## What the task asks
Find the lines holding "agricole" and copy them.

——————————

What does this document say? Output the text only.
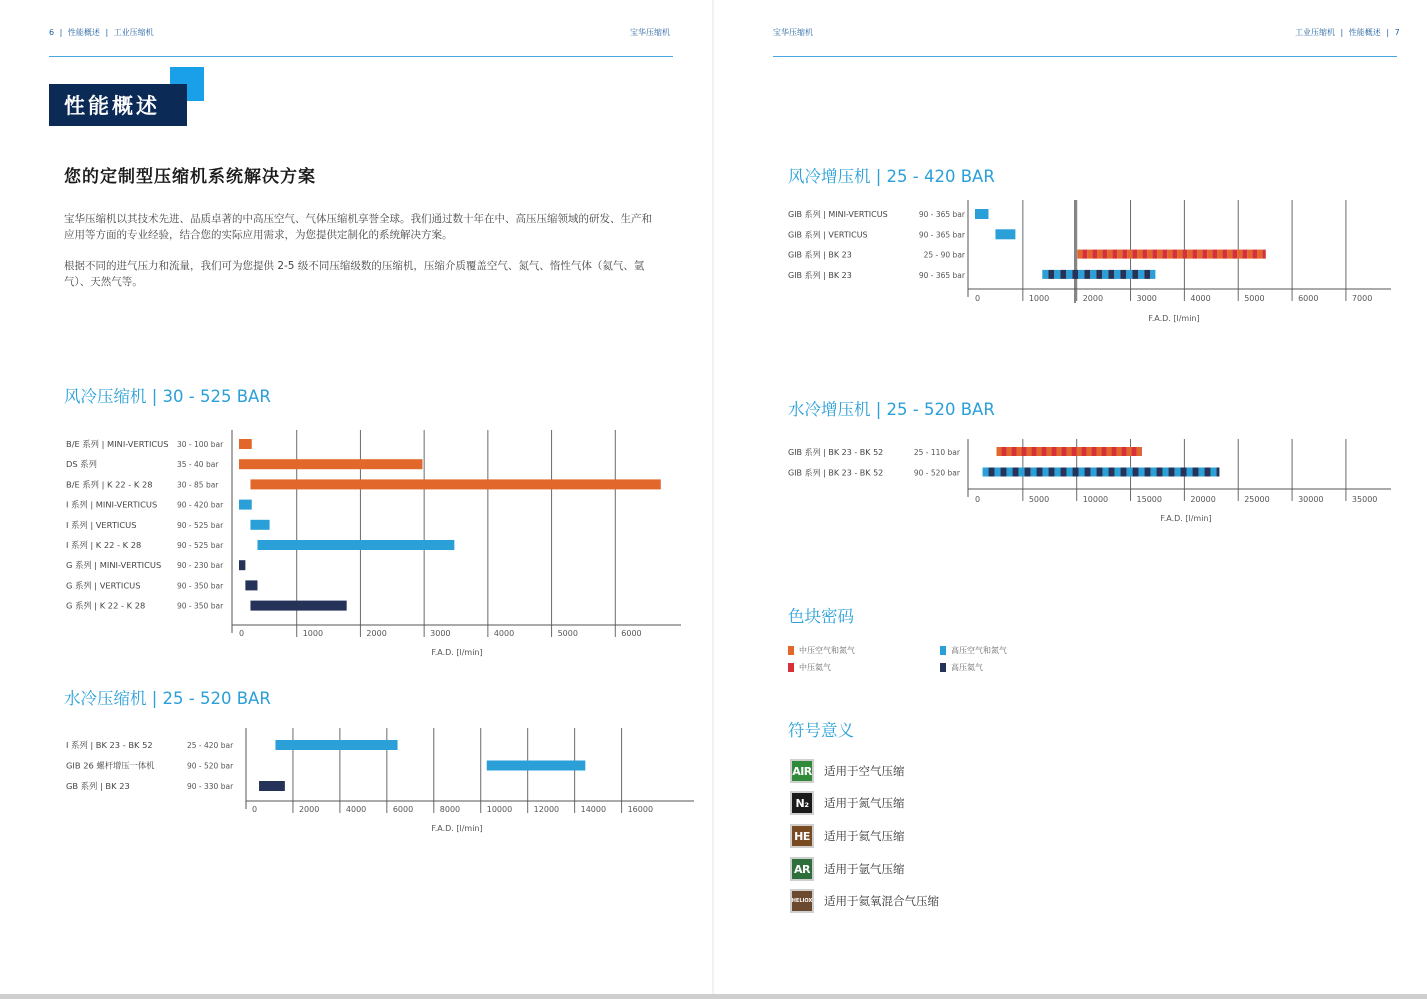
6 | 性能概述 | 工业压缩机	宝华压缩机
性能概述
您的定制型压缩机系统解决方案
宝华压缩机以其技术先进、品质卓著的中高压空气、气体压缩机享誉全球。我们通过数十年在中、高压压缩领域的研发、生产和应用等方面的专业经验，结合您的实际应用需求，为您提供定制化的系统解决方案。
根据不同的进气压力和流量，我们可为您提供 2-5 级不同压缩级数的压缩机，压缩介质覆盖空气、氮气、惰性气体（氦气、氩气）、天然气等。
风冷压缩机 | 30 - 525 BAR
0	1000	2000	3000	4000	5000	6000
F.A.D. [l/min]
B/E 系列 | MINI-VERTICUS 30 - 100 bar
DS 系列	35 - 40 bar
B/E 系列 | K 22 - K 28	30 - 85 bar
I 系列 | MINI-VERTICUS	90 - 420 bar
I 系列 | VERTICUS	90 - 525 bar
I 系列 | K 22 - K 28	90 - 525 bar
G 系列 | MINI-VERTICUS 90 - 230 bar
G 系列 | VERTICUS	90 - 350 bar
G 系列 | K 22 - K 28	90 - 350 bar
水冷压缩机 | 25 - 520 BAR
0	2000	4000	6000	8000	10000	12000	14000	16000
F.A.D. [l/min]
I 系列 | BK 23 - BK 52	25 - 420 bar
GIB 26 螺杆增压一体机	90 - 520 bar
GB 系列 | BK 23	90 - 330 bar
宝华压缩机	工业压缩机 | 性能概述 | 7
风冷增压机 | 25 - 420 BAR
水冷增压机 | 25 - 520 BAR
色块密码
中压空气和氮气	高压空气和氮气
中压氦气	高压氦气
符号意义
0	1000	2000	3000	4000	5000	6000	7000
F.A.D. [l/min]
GIB 系列 | MINI-VERTICUS	90 - 365 bar
GIB 系列 | VERTICUS	90 - 365 bar
GIB 系列 | BK 23	25 - 90 bar
GIB 系列 | BK 23	90 - 365 bar
0	5000	10000	15000	20000	25000	30000	35000
F.A.D. [l/min]
GIB 系列 | BK 23 - BK 52	25 - 110 bar
GIB 系列 | BK 23 - BK 52	90 - 520 bar
AIR 适用于空气压缩
N₂	适用于氮气压缩
HE	适用于氦气压缩
AR	适用于氩气压缩
HELIOX 适用于氦氧混合气压缩
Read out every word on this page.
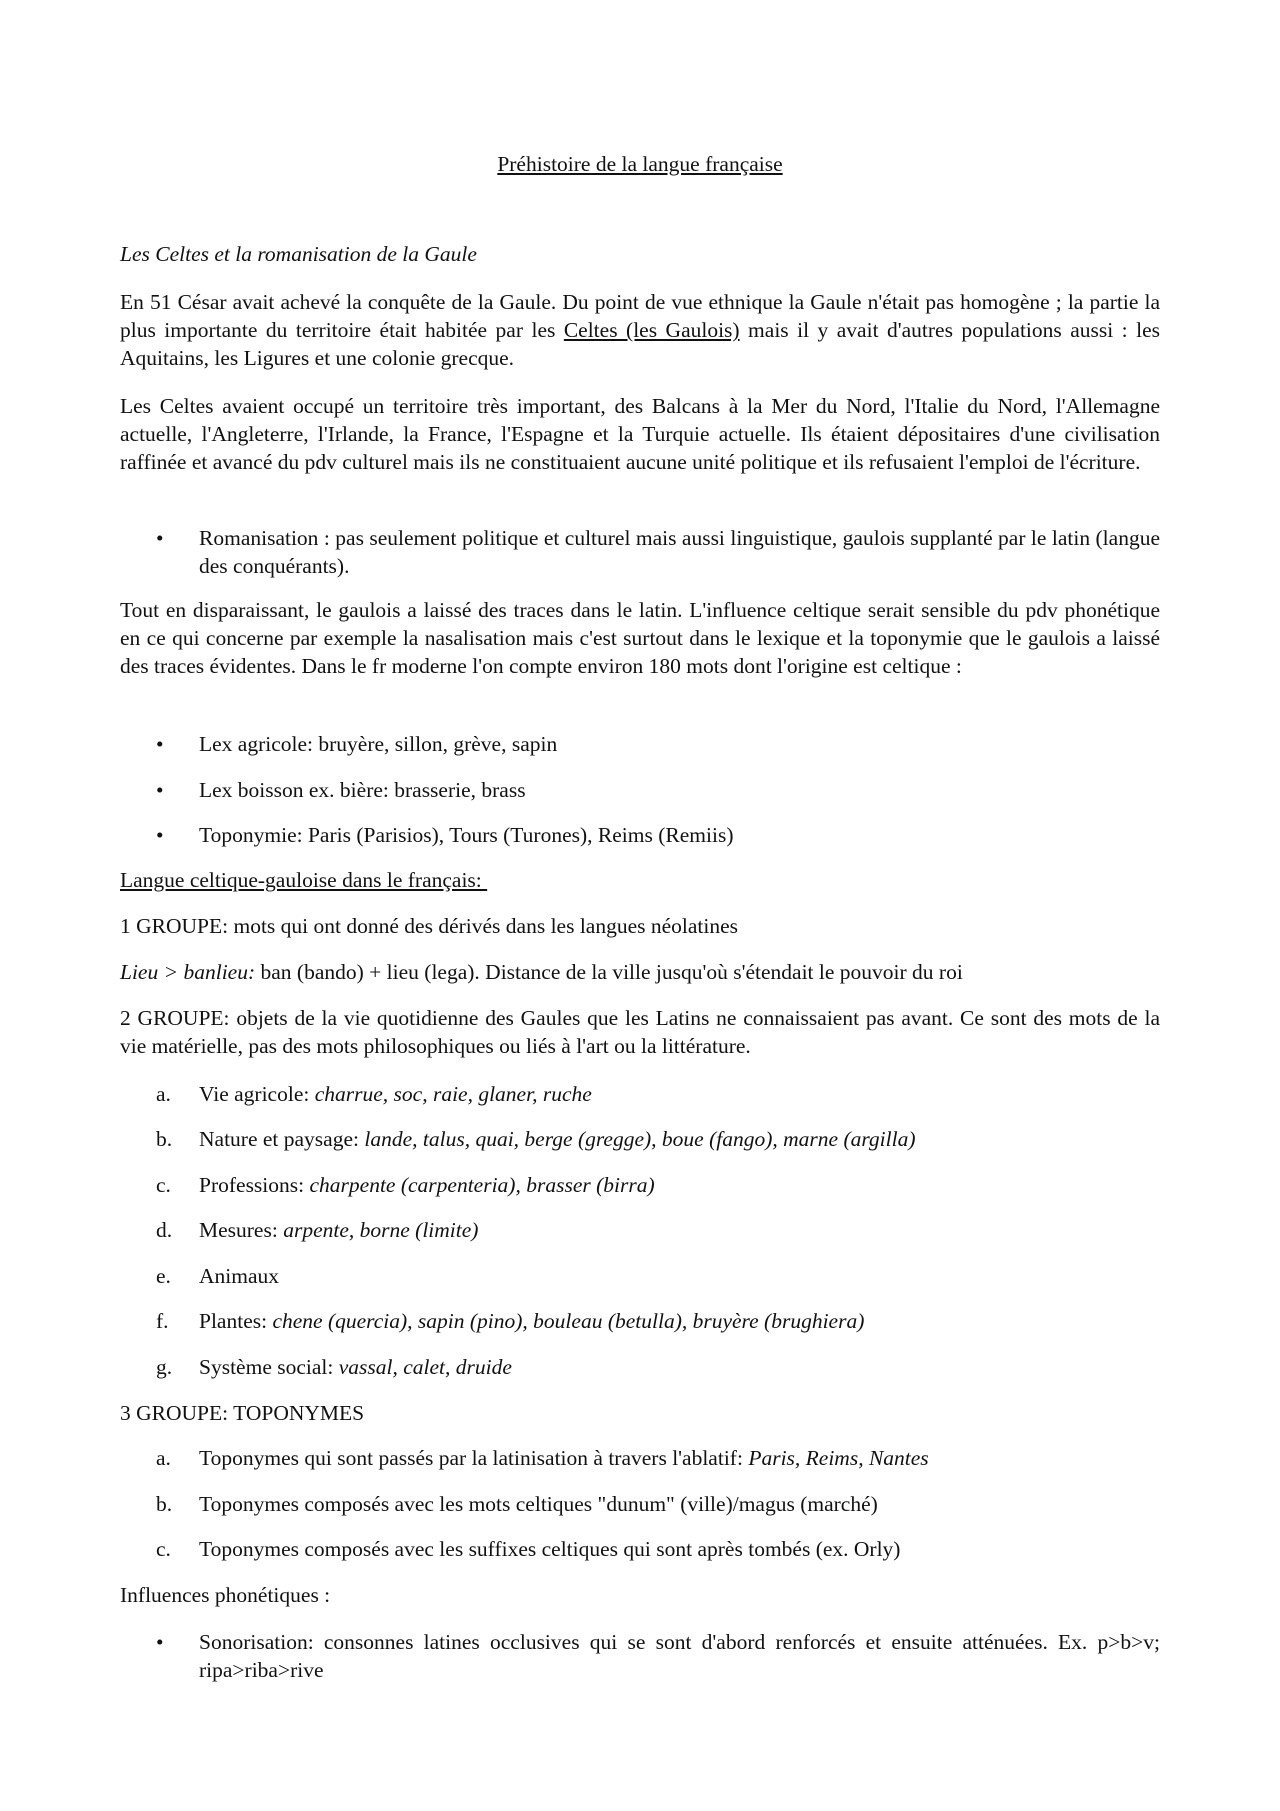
Préhistoire de la langue française

Les Celtes et la romanisation de la Gaule

En 51 César avait achevé la conquête de la Gaule. Du point de vue ethnique la Gaule n'était pas homogène ; la partie la plus importante du territoire était habitée par les Celtes (les Gaulois) mais il y avait d'autres populations aussi : les Aquitains, les Ligures et une colonie grecque.

Les Celtes avaient occupé un territoire très important, des Balcans à la Mer du Nord, l'Italie du Nord, l'Allemagne actuelle, l'Angleterre, l'Irlande, la France, l'Espagne et la Turquie actuelle. Ils étaient dépositaires d'une civilisation raffinée et avancé du pdv culturel mais ils ne constituaient aucune unité politique et ils refusaient l'emploi de l'écriture.

•	Romanisation : pas seulement politique et culturel mais aussi linguistique, gaulois supplanté par le latin (langue des conquérants).

Tout en disparaissant, le gaulois a laissé des traces dans le latin. L'influence celtique serait sensible du pdv phonétique en ce qui concerne par exemple la nasalisation mais c'est surtout dans le lexique et la toponymie que le gaulois a laissé des traces évidentes. Dans le fr moderne l'on compte environ 180 mots dont l'origine est celtique :

•	Lex agricole: bruyère, sillon, grève, sapin
•	Lex boisson ex. bière: brasserie, brass
•	Toponymie: Paris (Parisios), Tours (Turones), Reims (Remiis)

Langue celtique-gauloise dans le français:

1 GROUPE: mots qui ont donné des dérivés dans les langues néolatines

Lieu > banlieu: ban (bando) + lieu (lega). Distance de la ville jusqu'où s'étendait le pouvoir du roi

2 GROUPE: objets de la vie quotidienne des Gaules que les Latins ne connaissaient pas avant. Ce sont des mots de la vie matérielle, pas des mots philosophiques ou liés à l'art ou la littérature.

a.	Vie agricole: charrue, soc, raie, glaner, ruche
b.	Nature et paysage: lande, talus, quai, berge (gregge), boue (fango), marne (argilla)
c.	Professions: charpente (carpenteria), brasser (birra)
d.	Mesures: arpente, borne (limite)
e.	Animaux
f.	Plantes: chene (quercia), sapin (pino), bouleau (betulla), bruyère (brughiera)
g.	Système social: vassal, calet, druide

3 GROUPE: TOPONYMES

a.	Toponymes qui sont passés par la latinisation à travers l'ablatif: Paris, Reims, Nantes
b.	Toponymes composés avec les mots celtiques "dunum" (ville)/magus (marché)
c.	Toponymes composés avec les suffixes celtiques qui sont après tombés (ex. Orly)

Influences phonétiques :

•	Sonorisation: consonnes latines occlusives qui se sont d'abord renforcés et ensuite atténuées. Ex. p>b>v; ripa>riba>rive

——————————

## Correct output
•	Lex agricole: bruyère, sillon, grève, sapin
a.	Vie agricole: charrue, soc, raie, glaner, ruche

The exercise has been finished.